Work to complete
Tell how many lines in the data below hold the string "Create"; give nothing but the number.

=====

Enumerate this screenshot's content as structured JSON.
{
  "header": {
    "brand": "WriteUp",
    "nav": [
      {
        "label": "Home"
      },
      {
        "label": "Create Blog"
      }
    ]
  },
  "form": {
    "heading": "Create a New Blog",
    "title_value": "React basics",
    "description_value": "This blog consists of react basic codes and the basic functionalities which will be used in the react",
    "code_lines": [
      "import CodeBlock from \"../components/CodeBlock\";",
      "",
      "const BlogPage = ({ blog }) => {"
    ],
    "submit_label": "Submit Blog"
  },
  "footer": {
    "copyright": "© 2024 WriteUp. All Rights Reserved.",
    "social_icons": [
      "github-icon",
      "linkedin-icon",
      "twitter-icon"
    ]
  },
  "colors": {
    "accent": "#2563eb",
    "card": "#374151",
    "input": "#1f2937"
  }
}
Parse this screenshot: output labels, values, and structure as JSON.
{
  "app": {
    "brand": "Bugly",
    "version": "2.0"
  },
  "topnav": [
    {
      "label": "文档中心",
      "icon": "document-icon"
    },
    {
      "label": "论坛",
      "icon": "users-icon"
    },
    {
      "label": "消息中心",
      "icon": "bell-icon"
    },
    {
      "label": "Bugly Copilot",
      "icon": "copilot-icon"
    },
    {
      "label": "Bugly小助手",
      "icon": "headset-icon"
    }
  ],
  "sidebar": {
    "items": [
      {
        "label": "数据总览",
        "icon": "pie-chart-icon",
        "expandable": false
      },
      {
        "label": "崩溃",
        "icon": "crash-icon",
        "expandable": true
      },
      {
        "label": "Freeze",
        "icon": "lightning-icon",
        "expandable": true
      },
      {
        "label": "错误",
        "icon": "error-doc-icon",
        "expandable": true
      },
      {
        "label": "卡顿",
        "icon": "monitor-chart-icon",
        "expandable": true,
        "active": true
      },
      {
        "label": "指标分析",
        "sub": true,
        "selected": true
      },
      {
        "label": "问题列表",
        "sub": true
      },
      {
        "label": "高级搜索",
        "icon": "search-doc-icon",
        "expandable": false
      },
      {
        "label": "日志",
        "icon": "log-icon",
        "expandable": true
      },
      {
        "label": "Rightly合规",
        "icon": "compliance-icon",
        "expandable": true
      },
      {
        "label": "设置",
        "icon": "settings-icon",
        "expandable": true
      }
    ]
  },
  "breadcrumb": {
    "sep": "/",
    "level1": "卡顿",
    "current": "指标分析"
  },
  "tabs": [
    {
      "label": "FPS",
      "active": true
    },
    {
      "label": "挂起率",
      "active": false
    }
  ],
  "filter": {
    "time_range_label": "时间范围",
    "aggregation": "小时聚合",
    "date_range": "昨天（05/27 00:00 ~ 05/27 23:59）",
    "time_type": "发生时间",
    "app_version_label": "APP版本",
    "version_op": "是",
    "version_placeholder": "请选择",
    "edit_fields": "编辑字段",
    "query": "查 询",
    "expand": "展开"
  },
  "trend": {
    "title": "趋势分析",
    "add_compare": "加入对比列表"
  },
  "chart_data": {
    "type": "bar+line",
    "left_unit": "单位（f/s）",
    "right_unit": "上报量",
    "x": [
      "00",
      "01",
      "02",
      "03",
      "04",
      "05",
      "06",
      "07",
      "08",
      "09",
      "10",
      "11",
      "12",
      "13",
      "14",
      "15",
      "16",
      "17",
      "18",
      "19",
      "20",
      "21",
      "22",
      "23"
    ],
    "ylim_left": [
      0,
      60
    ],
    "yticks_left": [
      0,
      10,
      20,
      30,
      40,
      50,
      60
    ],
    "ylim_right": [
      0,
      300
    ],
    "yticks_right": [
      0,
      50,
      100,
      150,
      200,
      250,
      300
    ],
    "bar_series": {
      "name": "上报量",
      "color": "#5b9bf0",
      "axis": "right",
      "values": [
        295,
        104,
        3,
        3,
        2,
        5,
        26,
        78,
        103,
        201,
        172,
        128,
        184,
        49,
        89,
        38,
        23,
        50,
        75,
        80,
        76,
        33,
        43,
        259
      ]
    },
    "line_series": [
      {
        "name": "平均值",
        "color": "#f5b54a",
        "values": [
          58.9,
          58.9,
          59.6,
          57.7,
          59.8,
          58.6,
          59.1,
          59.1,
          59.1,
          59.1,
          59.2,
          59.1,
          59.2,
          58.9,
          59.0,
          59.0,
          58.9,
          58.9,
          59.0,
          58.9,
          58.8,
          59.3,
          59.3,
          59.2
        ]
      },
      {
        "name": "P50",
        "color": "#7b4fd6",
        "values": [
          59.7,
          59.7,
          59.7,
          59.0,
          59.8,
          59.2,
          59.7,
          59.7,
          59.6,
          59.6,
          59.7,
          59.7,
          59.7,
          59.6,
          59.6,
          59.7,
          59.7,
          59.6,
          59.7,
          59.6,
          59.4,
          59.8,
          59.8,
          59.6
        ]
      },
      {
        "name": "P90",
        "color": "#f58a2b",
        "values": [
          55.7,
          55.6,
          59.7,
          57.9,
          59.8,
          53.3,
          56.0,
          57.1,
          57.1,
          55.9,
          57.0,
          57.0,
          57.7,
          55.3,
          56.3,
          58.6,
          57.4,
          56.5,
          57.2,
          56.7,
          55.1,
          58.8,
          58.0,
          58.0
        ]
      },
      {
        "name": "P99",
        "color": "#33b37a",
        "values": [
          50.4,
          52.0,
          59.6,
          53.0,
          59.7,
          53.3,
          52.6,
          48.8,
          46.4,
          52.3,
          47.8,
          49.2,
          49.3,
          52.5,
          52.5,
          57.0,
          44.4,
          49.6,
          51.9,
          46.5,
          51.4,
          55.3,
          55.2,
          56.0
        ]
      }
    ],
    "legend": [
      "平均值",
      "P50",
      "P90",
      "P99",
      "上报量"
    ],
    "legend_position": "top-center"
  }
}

=====

Complete answer
2